## TASK INSTRUCTIONS
A line counts if it contains the string "的实数根"; say how many such lines there are, giving only the number.

## SUPPLIED DATA

--------------------------------

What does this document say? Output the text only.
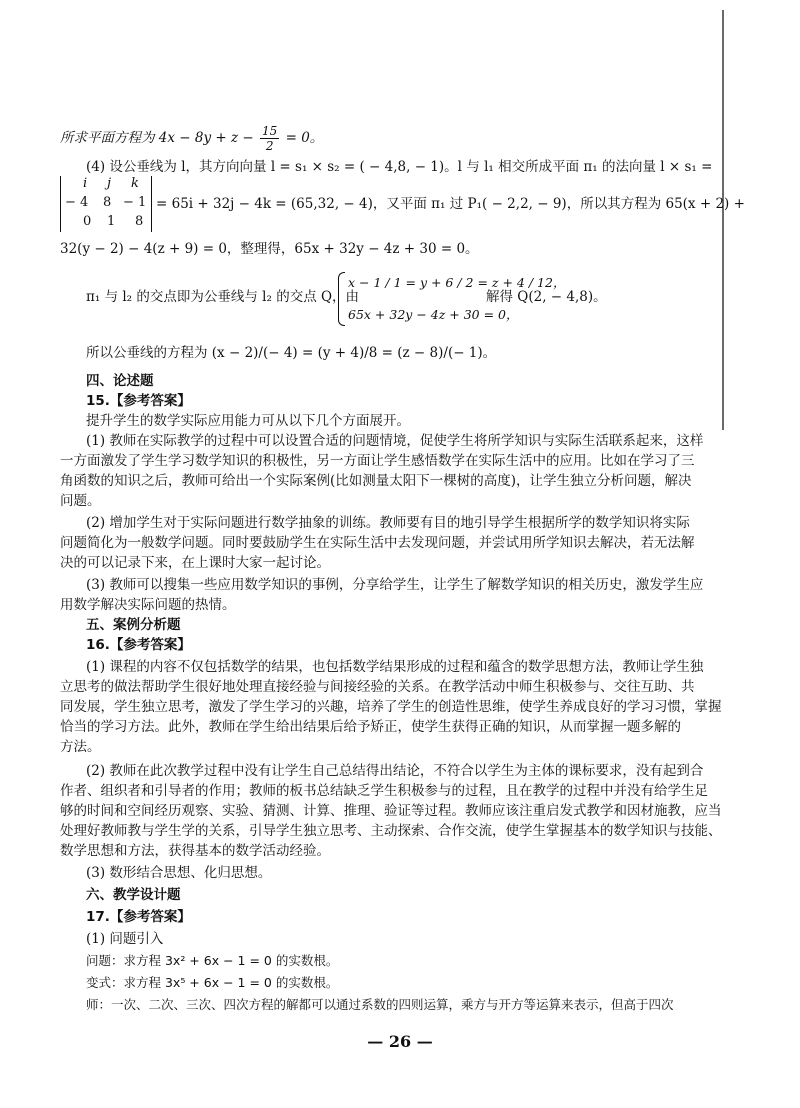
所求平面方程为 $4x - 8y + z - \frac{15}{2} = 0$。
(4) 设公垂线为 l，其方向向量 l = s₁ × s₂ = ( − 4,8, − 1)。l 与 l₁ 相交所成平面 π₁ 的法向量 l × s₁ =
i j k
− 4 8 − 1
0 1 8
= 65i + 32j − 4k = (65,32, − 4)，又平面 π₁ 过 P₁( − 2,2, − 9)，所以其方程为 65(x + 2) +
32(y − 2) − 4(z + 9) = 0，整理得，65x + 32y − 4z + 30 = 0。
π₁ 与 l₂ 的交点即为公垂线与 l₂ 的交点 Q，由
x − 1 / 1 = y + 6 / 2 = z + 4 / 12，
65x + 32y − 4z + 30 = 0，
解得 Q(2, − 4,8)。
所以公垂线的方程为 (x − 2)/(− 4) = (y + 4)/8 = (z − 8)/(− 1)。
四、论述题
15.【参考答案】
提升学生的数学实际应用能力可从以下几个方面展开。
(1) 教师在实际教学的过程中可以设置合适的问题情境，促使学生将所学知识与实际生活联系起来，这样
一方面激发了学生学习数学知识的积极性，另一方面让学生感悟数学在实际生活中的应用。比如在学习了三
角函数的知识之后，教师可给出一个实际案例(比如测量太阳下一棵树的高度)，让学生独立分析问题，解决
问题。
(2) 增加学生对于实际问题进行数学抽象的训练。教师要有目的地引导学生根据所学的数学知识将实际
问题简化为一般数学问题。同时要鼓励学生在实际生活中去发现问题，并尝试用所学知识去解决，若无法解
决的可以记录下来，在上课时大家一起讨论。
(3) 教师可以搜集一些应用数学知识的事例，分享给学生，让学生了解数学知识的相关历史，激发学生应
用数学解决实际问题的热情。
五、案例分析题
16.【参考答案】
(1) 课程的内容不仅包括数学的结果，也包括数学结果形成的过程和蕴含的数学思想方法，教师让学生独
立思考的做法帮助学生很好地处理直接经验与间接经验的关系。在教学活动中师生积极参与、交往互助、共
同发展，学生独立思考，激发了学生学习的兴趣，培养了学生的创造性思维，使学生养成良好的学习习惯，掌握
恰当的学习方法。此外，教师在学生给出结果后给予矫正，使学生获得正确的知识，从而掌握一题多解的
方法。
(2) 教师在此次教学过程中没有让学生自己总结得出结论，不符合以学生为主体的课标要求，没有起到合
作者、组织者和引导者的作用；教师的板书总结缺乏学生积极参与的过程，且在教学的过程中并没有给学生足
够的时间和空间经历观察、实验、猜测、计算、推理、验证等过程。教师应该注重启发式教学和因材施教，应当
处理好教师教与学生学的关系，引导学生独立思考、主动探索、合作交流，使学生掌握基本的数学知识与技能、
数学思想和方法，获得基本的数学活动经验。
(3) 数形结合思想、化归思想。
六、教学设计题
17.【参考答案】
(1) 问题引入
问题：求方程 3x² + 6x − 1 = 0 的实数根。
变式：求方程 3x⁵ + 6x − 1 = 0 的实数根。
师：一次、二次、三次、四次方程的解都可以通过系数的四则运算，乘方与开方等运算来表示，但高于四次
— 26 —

--------------------------------

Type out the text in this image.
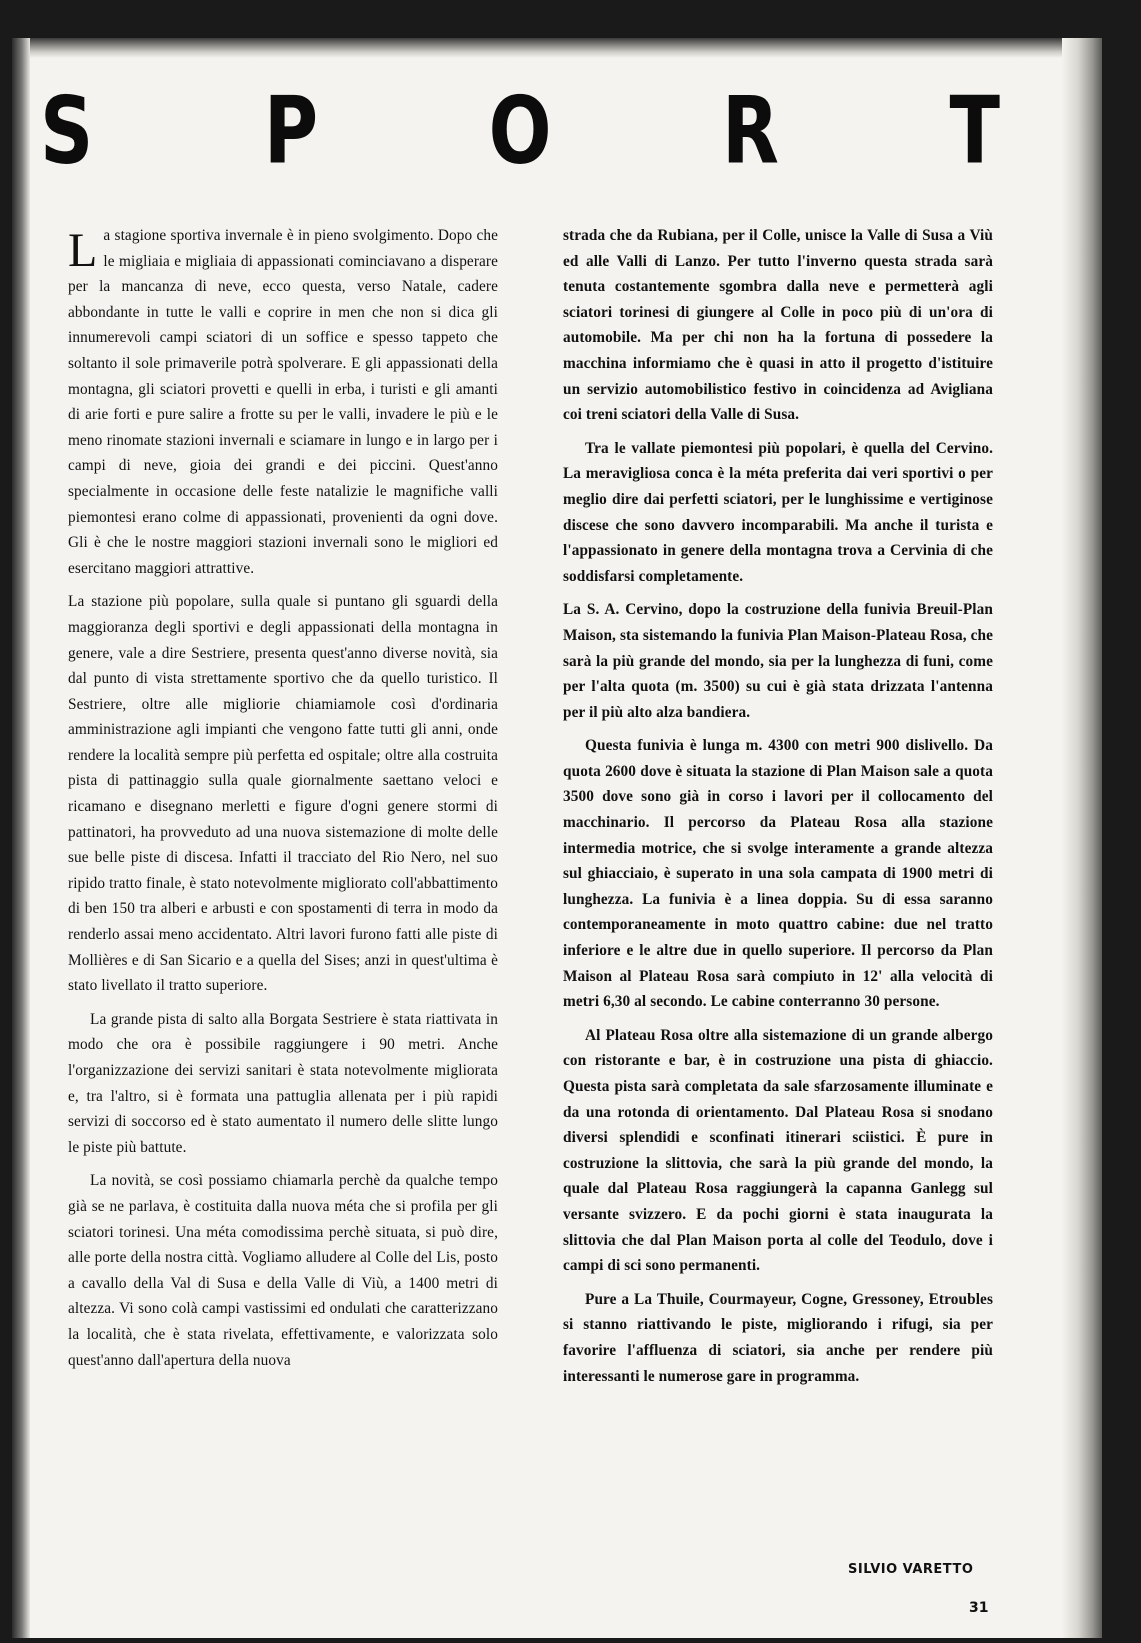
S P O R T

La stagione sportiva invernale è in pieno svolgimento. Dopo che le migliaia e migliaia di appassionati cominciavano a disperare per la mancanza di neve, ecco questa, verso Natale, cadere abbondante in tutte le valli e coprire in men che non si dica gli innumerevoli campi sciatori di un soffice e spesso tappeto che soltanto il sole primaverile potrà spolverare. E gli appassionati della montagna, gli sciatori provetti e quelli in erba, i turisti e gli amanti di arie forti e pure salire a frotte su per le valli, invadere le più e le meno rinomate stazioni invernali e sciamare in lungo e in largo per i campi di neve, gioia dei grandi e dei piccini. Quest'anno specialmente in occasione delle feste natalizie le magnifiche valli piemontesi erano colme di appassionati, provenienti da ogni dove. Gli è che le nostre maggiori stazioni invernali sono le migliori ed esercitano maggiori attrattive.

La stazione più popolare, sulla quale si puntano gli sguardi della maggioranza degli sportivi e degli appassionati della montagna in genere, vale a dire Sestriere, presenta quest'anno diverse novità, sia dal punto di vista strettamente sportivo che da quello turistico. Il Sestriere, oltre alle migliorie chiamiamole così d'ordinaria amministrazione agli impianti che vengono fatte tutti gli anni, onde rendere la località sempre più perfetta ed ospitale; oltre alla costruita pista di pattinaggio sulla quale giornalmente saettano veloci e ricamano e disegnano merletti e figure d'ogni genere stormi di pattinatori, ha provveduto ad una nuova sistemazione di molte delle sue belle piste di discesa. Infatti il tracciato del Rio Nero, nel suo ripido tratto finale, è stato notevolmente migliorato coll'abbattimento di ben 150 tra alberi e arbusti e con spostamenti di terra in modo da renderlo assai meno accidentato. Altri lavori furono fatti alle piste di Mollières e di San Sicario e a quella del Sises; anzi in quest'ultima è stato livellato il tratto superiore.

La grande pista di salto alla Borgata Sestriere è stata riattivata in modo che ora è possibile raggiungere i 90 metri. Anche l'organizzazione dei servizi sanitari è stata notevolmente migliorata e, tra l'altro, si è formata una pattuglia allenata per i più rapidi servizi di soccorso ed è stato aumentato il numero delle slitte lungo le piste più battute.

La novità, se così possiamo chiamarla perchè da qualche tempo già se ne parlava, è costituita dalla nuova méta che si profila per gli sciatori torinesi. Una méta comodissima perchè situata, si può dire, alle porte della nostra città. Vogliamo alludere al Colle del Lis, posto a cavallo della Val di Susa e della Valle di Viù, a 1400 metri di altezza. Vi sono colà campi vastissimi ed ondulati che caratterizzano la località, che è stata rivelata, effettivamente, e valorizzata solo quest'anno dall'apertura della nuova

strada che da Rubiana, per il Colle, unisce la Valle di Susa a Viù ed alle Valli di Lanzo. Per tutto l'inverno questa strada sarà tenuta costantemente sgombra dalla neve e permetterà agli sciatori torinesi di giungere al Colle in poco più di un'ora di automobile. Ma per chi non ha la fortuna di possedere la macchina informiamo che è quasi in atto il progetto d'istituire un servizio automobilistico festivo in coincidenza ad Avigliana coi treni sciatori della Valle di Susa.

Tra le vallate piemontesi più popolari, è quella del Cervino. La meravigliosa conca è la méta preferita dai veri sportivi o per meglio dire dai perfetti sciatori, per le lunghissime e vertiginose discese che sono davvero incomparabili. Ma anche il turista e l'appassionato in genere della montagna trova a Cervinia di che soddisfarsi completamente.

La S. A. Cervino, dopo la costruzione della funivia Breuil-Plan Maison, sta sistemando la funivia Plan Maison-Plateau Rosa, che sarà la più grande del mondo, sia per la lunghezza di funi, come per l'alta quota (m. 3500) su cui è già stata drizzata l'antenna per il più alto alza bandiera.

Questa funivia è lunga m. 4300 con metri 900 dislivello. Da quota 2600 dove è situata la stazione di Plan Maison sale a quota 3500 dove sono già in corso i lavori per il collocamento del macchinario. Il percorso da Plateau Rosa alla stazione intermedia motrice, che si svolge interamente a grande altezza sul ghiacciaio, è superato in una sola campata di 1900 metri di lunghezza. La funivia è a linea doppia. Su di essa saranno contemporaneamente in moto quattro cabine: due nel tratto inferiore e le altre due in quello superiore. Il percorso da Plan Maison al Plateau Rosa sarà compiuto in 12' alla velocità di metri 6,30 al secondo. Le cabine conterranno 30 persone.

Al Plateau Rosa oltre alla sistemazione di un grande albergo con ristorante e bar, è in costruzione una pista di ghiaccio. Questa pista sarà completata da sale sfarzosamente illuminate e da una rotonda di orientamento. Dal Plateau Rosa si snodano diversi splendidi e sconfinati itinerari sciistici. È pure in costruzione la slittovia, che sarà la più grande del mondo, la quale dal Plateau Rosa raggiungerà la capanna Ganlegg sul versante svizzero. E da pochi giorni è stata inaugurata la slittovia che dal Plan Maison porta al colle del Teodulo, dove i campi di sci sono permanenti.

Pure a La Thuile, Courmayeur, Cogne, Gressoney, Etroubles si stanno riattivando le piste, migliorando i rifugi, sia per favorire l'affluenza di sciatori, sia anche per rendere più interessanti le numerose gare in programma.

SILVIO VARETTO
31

--------------------------------

## COMPLETE ANSWER
2